Make an exact copy of the entries, and keep any pictures out of it.

··········

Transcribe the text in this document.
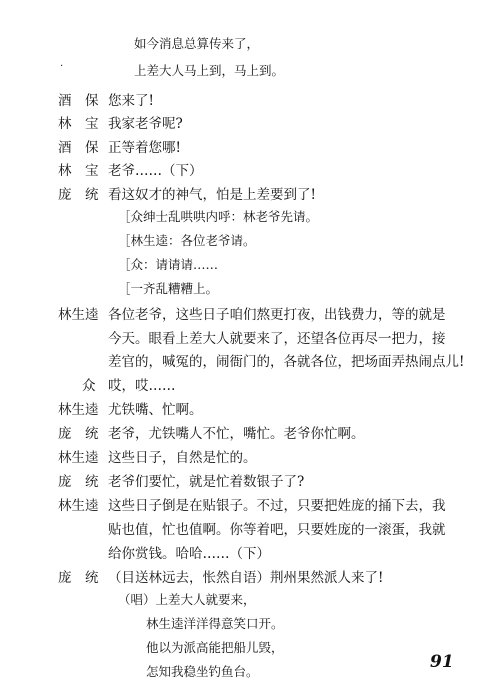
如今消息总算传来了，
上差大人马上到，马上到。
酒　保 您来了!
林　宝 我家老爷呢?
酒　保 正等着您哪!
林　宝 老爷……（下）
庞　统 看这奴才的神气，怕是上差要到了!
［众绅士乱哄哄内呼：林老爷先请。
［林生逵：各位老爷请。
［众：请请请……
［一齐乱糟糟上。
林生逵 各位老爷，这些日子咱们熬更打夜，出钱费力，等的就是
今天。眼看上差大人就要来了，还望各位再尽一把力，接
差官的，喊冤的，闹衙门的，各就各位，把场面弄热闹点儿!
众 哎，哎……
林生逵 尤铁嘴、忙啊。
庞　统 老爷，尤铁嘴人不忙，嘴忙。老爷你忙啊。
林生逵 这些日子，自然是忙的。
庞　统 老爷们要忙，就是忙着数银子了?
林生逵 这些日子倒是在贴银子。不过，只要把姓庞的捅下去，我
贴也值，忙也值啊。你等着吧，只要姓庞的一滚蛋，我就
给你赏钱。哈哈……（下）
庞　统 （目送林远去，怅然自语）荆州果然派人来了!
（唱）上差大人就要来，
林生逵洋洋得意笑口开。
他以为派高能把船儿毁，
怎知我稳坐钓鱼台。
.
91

··········

### Result of the task
Transcribe the text in this document.
如今消息总算传来了，
上差大人马上到，马上到。
酒　保 您来了!
林　宝 我家老爷呢?
酒　保 正等着您哪!
林　宝 老爷……（下）
庞　统 看这奴才的神气，怕是上差要到了!
［众绅士乱哄哄内呼：林老爷先请。
［林生逵：各位老爷请。
［众：请请请……
［一齐乱糟糟上。
林生逵 各位老爷，这些日子咱们熬更打夜，出钱费力，等的就是
今天。眼看上差大人就要来了，还望各位再尽一把力，接
差官的，喊冤的，闹衙门的，各就各位，把场面弄热闹点儿!
众 哎，哎……
林生逵 尤铁嘴、忙啊。
庞　统 老爷，尤铁嘴人不忙，嘴忙。老爷你忙啊。
林生逵 这些日子，自然是忙的。
庞　统 老爷们要忙，就是忙着数银子了?
林生逵 这些日子倒是在贴银子。不过，只要把姓庞的捅下去，我
贴也值，忙也值啊。你等着吧，只要姓庞的一滚蛋，我就
给你赏钱。哈哈……（下）
庞　统 （目送林远去，怅然自语）荆州果然派人来了!
（唱）上差大人就要来，
林生逵洋洋得意笑口开。
他以为派高能把船儿毁，
怎知我稳坐钓鱼台。
.
91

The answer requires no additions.